TASK DETAILS - Write out the entire listing below exactly, with the pictures left out.

EXTRACTED MATERIAL -
-- begin --
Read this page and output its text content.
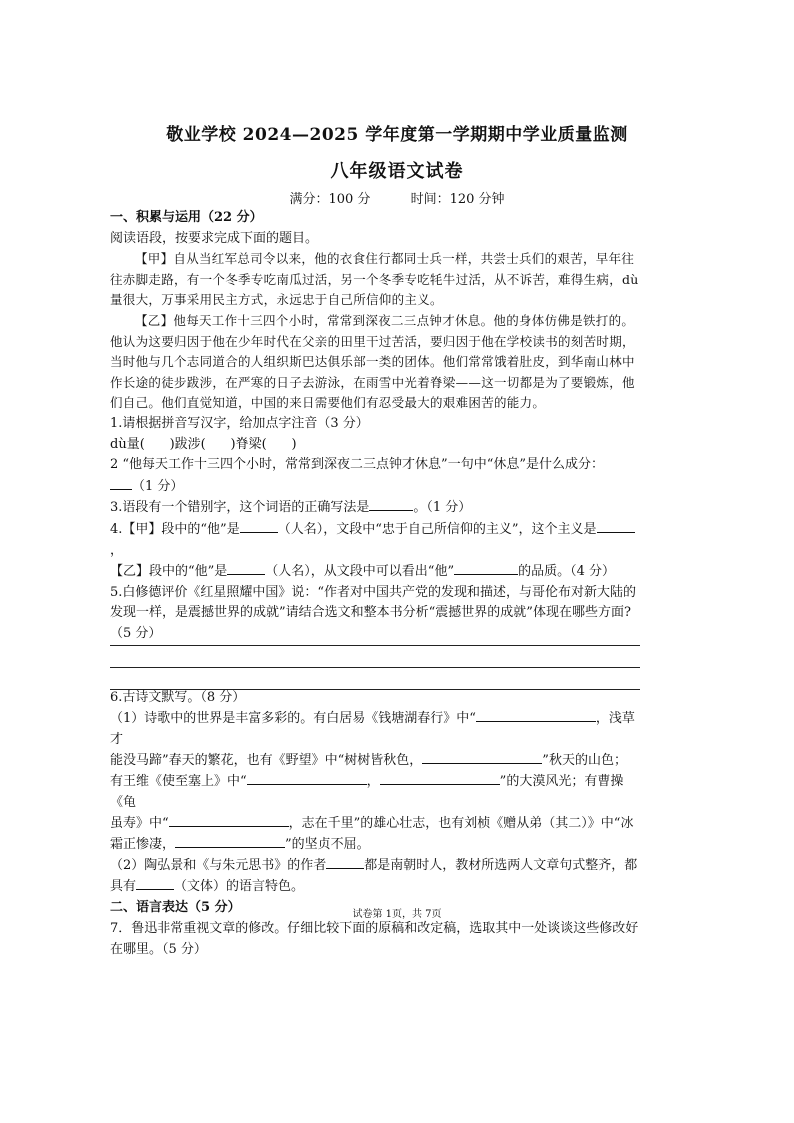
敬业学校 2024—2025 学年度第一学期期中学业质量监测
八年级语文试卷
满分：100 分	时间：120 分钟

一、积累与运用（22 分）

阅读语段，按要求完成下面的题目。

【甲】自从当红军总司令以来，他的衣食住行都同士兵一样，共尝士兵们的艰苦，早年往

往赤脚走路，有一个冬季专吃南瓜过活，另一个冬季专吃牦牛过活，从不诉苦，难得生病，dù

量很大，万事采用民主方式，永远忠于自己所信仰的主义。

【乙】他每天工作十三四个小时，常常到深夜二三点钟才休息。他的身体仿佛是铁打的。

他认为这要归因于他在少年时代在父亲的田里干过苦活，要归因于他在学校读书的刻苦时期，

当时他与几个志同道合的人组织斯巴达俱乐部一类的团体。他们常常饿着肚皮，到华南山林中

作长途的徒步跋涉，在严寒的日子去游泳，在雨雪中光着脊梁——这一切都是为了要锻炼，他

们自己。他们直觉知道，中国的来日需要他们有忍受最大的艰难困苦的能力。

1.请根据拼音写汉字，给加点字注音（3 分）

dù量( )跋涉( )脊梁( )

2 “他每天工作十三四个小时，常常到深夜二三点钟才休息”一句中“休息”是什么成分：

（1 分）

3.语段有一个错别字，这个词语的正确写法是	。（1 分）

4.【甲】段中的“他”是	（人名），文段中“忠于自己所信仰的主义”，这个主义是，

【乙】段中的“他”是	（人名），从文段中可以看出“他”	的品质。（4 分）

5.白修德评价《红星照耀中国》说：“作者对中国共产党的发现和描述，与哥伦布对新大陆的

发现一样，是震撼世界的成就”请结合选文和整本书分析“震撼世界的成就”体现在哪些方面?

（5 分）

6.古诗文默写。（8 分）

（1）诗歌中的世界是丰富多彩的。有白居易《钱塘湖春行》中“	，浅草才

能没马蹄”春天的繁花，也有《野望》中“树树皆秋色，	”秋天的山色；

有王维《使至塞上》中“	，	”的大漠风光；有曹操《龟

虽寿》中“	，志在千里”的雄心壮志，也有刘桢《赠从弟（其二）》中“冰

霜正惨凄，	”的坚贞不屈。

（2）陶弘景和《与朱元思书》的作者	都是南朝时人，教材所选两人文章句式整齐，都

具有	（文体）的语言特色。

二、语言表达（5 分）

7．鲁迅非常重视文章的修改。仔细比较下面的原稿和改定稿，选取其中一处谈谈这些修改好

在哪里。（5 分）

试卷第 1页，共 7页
-- end --
REPLY -
Read this page and output its text content.
敬业学校 2024—2025 学年度第一学期期中学业质量监测
八年级语文试卷
满分：100 分	时间：120 分钟

一、积累与运用（22 分）

阅读语段，按要求完成下面的题目。

【甲】自从当红军总司令以来，他的衣食住行都同士兵一样，共尝士兵们的艰苦，早年往

往赤脚走路，有一个冬季专吃南瓜过活，另一个冬季专吃牦牛过活，从不诉苦，难得生病，dù

量很大，万事采用民主方式，永远忠于自己所信仰的主义。

【乙】他每天工作十三四个小时，常常到深夜二三点钟才休息。他的身体仿佛是铁打的。

他认为这要归因于他在少年时代在父亲的田里干过苦活，要归因于他在学校读书的刻苦时期，

当时他与几个志同道合的人组织斯巴达俱乐部一类的团体。他们常常饿着肚皮，到华南山林中

作长途的徒步跋涉，在严寒的日子去游泳，在雨雪中光着脊梁——这一切都是为了要锻炼，他

们自己。他们直觉知道，中国的来日需要他们有忍受最大的艰难困苦的能力。

1.请根据拼音写汉字，给加点字注音（3 分）

dù量( )跋涉( )脊梁( )

2 “他每天工作十三四个小时，常常到深夜二三点钟才休息”一句中“休息”是什么成分：

（1 分）

3.语段有一个错别字，这个词语的正确写法是	。（1 分）

4.【甲】段中的“他”是	（人名），文段中“忠于自己所信仰的主义”，这个主义是，

【乙】段中的“他”是	（人名），从文段中可以看出“他”	的品质。（4 分）

5.白修德评价《红星照耀中国》说：“作者对中国共产党的发现和描述，与哥伦布对新大陆的

发现一样，是震撼世界的成就”请结合选文和整本书分析“震撼世界的成就”体现在哪些方面?

（5 分）

6.古诗文默写。（8 分）

（1）诗歌中的世界是丰富多彩的。有白居易《钱塘湖春行》中“	，浅草才

能没马蹄”春天的繁花，也有《野望》中“树树皆秋色，	”秋天的山色；

有王维《使至塞上》中“	，	”的大漠风光；有曹操《龟

虽寿》中“	，志在千里”的雄心壮志，也有刘桢《赠从弟（其二）》中“冰

霜正惨凄，	”的坚贞不屈。

（2）陶弘景和《与朱元思书》的作者	都是南朝时人，教材所选两人文章句式整齐，都

具有	（文体）的语言特色。

二、语言表达（5 分）

7．鲁迅非常重视文章的修改。仔细比较下面的原稿和改定稿，选取其中一处谈谈这些修改好

在哪里。（5 分）

试卷第 1页，共 7页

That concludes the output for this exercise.